▶ [TASK OBJECTIVE] Collect the lines of the entries where "JSON" shows up.

Data records for software interfaces:
★ ★ ★ ★ ★

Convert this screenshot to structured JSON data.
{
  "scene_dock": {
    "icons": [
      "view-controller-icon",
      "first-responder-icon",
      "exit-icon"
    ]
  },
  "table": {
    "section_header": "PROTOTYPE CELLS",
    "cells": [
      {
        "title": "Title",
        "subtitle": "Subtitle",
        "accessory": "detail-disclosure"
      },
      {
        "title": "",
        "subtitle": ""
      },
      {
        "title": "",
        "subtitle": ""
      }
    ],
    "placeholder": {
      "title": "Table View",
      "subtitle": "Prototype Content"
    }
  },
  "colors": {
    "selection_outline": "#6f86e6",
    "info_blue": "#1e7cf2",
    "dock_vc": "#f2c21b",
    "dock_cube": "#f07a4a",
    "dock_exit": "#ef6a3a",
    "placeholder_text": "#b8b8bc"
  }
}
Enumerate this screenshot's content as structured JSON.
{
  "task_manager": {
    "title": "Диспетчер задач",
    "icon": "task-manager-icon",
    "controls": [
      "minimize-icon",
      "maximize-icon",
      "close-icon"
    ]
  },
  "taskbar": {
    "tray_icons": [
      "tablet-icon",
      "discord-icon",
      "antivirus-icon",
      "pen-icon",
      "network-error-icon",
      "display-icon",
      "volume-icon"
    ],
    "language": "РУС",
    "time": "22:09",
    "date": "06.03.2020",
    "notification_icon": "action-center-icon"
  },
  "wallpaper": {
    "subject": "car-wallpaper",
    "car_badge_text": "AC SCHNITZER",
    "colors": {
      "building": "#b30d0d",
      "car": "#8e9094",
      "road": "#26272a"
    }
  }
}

★ ★ ★ ★ ★

▶ [TASK ANSWER]
Convert this screenshot to structured JSON data.
Enumerate this screenshot's content as structured JSON.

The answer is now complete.